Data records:
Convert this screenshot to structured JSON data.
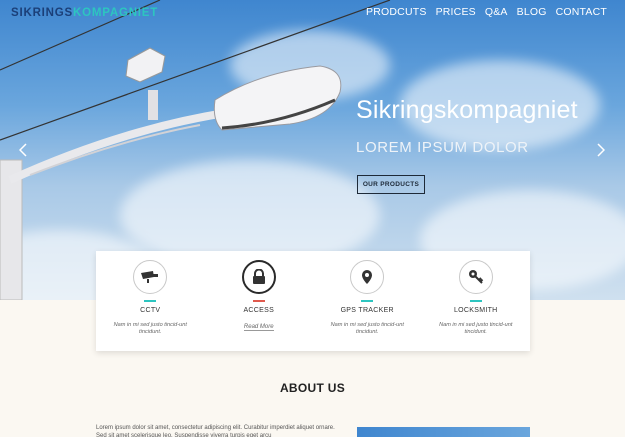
{
  "brand": {
    "part1": "SIKRINGS",
    "part2": "KOMPAGNIET"
  },
  "nav": [
    "PRODCUTS",
    "PRICES",
    "Q&A",
    "BLOG",
    "CONTACT"
  ],
  "hero": {
    "title": "Sikringskompagniet",
    "subtitle": "LOREM IPSUM DOLOR",
    "button": "OUR PRODUCTS",
    "prev_icon": "chevron-left-icon",
    "next_icon": "chevron-right-icon"
  },
  "features": [
    {
      "title": "CCTV",
      "text": "Nam in mi sed justo tincid-unt tincidunt.",
      "icon": "camera-icon"
    },
    {
      "title": "ACCESS",
      "more": "Read More",
      "icon": "lock-icon"
    },
    {
      "title": "GPS TRACKER",
      "text": "Nam in mi sed justo tincid-unt tincidunt.",
      "icon": "map-pin-icon"
    },
    {
      "title": "LOCKSMITH",
      "text": "Nam in mi sed justo tincid-unt tincidunt.",
      "icon": "key-icon"
    }
  ],
  "about": {
    "title": "ABOUT US",
    "text": "Lorem ipsum dolor sit amet, consectetur adipiscing elit. Curabitur imperdiet aliquet ornare. Sed sit amet scelerisque leo. Suspendisse viverra turpis eget arcu"
  },
  "colors": {
    "accent": "#2dc5c0",
    "brand_dark": "#1b3f78",
    "active_line": "#e05a4e",
    "page_bg": "#fbf8f2"
  }
}
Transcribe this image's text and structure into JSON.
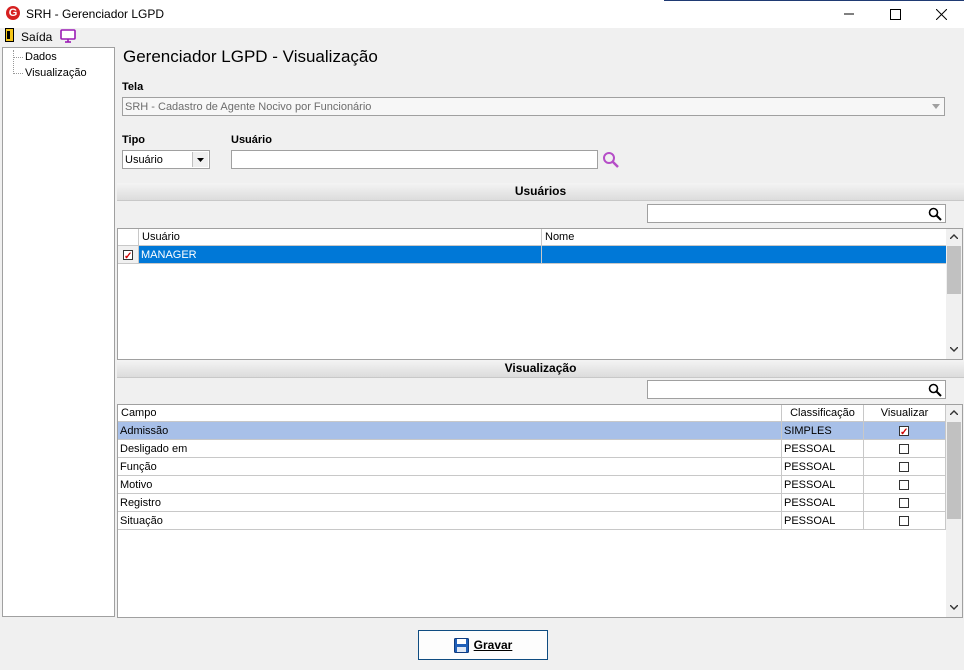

PROBLEM TO SOLVE –
Return each line of the data, keeping its wording exact and omitting pictures.

CORRECT RESPONSE –
Convert this screenshot to structured JSON data.
{
  "brand": {
    "part1": "SIKRINGS",
    "part2": "KOMPAGNIET"
  },
  "nav": [
    "PRODCUTS",
    "PRICES",
    "Q&A",
    "BLOG",
    "CONTACT"
  ],
  "hero": {
    "title": "Sikringskompagniet",
    "subtitle": "LOREM IPSUM DOLOR",
    "button": "OUR PRODUCTS",
    "prev_icon": "chevron-left-icon",
    "next_icon": "chevron-right-icon"
  },
  "features": [
    {
      "title": "CCTV",
      "text": "Nam in mi sed justo tincid-unt tincidunt.",
      "icon": "camera-icon"
    },
    {
      "title": "ACCESS",
      "more": "Read More",
      "icon": "lock-icon"
    },
    {
      "title": "GPS TRACKER",
      "text": "Nam in mi sed justo tincid-unt tincidunt.",
      "icon": "map-pin-icon"
    },
    {
      "title": "LOCKSMITH",
      "text": "Nam in mi sed justo tincid-unt tincidunt.",
      "icon": "key-icon"
    }
  ],
  "about": {
    "title": "ABOUT US",
    "text": "Lorem ipsum dolor sit amet, consectetur adipiscing elit. Curabitur imperdiet aliquet ornare. Sed sit amet scelerisque leo. Suspendisse viverra turpis eget arcu"
  },
  "colors": {
    "accent": "#2dc5c0",
    "brand_dark": "#1b3f78",
    "active_line": "#e05a4e",
    "page_bg": "#fbf8f2"
  }
}
Transcribe this image's text and structure into JSON.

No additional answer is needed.